● **EXERCISE**
Keep only the lines of the data below that contain "регламенту", and copy them.

● **DATASET EXTRACT**
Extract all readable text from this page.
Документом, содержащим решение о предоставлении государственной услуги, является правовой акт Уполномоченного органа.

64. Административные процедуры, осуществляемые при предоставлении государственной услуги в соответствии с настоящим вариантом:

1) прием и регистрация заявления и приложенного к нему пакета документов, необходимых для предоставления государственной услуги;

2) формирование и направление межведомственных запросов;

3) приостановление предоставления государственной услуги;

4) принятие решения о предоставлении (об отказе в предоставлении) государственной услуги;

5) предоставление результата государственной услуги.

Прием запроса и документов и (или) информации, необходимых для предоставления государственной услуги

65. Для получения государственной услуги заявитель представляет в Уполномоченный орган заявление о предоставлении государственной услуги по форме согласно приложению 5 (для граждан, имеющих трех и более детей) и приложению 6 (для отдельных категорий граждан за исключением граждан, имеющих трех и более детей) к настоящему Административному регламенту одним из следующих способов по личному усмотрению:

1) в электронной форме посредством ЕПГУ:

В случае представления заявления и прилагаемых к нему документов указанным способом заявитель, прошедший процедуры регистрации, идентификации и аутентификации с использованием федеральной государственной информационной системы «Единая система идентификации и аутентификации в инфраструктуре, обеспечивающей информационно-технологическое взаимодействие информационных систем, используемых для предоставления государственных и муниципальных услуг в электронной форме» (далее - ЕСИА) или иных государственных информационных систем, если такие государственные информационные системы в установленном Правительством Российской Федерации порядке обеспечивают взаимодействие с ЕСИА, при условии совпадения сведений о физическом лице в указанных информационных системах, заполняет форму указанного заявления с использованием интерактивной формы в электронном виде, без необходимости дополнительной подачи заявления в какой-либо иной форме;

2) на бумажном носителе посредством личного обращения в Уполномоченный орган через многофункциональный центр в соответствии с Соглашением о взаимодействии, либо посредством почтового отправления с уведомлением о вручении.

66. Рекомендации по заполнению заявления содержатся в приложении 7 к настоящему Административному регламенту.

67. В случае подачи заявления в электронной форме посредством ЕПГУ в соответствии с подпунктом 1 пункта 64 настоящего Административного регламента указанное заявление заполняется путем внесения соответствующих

● **RESPONSE TO THE EXERCISE**
65. Для получения государственной услуги заявитель представляет в Уполномоченный орган заявление о предоставлении государственной услуги по форме согласно приложению 5 (для граждан, имеющих трех и более детей) и приложению 6 (для отдельных категорий граждан за исключением граждан, имеющих трех и более детей) к настоящему Административному регламенту одним из следующих способов по личному усмотрению:
66. Рекомендации по заполнению заявления содержатся в приложении 7 к настоящему Административному регламенту.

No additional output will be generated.